● WHAT IS NEEDED: Quote the records in full and leave their pictures out.

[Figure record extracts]
* Begin *
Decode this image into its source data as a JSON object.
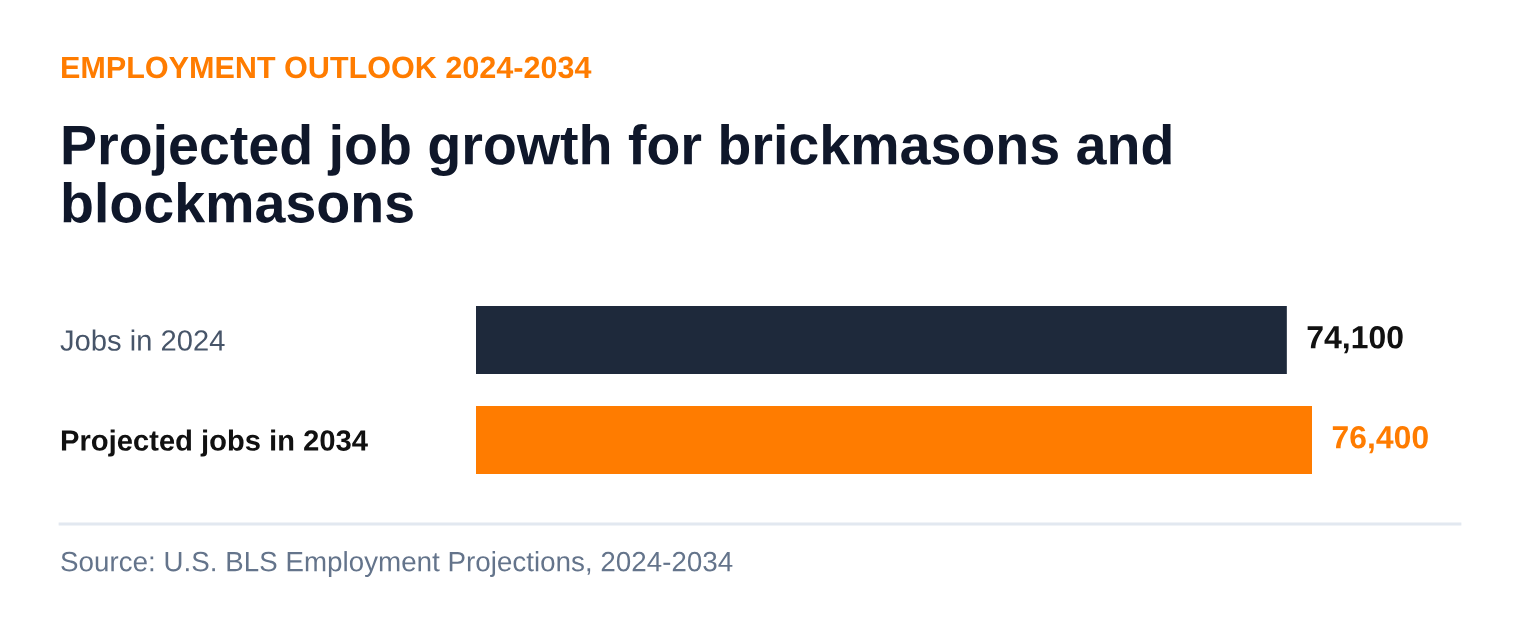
{
  "chart_data": {
    "type": "bar",
    "orientation": "horizontal",
    "subtitle": "EMPLOYMENT OUTLOOK 2024-2034",
    "title": "Projected job growth for brickmasons and blockmasons",
    "categories": [
      "Jobs in 2024",
      "Projected jobs in 2034"
    ],
    "values": [
      74100,
      76400
    ],
    "colors": [
      "#1e293b",
      "#ff7c00"
    ],
    "value_labels": [
      "74,100",
      "76,400"
    ],
    "annotations": [
      "Source: U.S. BLS Employment Projections, 2024-2034"
    ],
    "legend": false
  }
}
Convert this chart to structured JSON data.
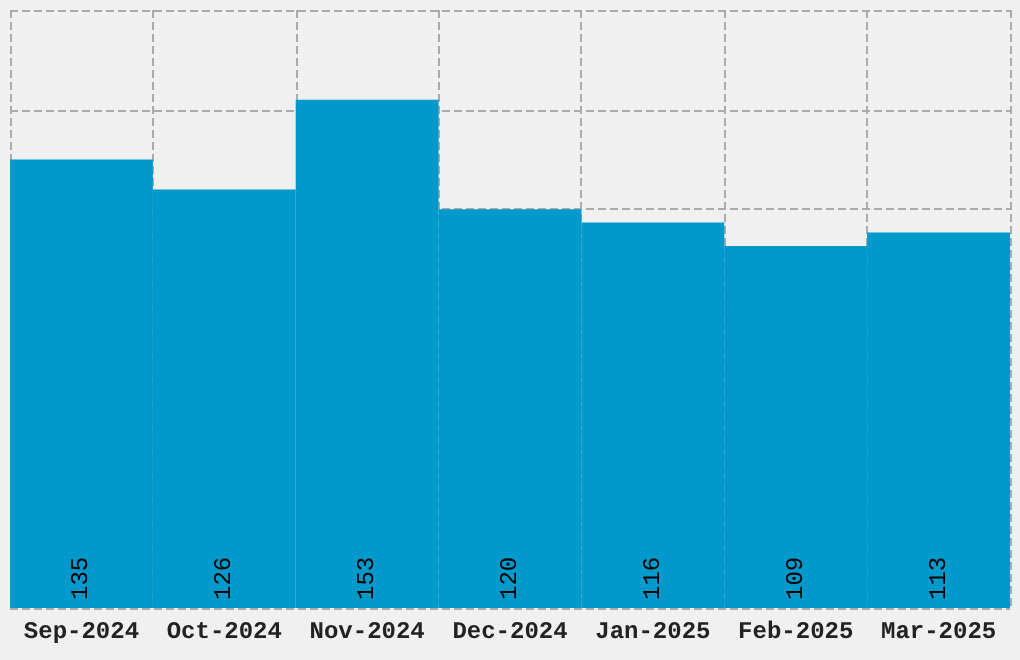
* End *
● WRITTEN SOLUTION:
Decode this image into its source data as a JSON object.
{
  "chart_data": {
    "type": "bar",
    "orientation": "horizontal",
    "subtitle": "EMPLOYMENT OUTLOOK 2024-2034",
    "title": "Projected job growth for brickmasons and blockmasons",
    "categories": [
      "Jobs in 2024",
      "Projected jobs in 2034"
    ],
    "values": [
      74100,
      76400
    ],
    "colors": [
      "#1e293b",
      "#ff7c00"
    ],
    "value_labels": [
      "74,100",
      "76,400"
    ],
    "annotations": [
      "Source: U.S. BLS Employment Projections, 2024-2034"
    ],
    "legend": false
  }
}
Convert this chart to structured JSON data.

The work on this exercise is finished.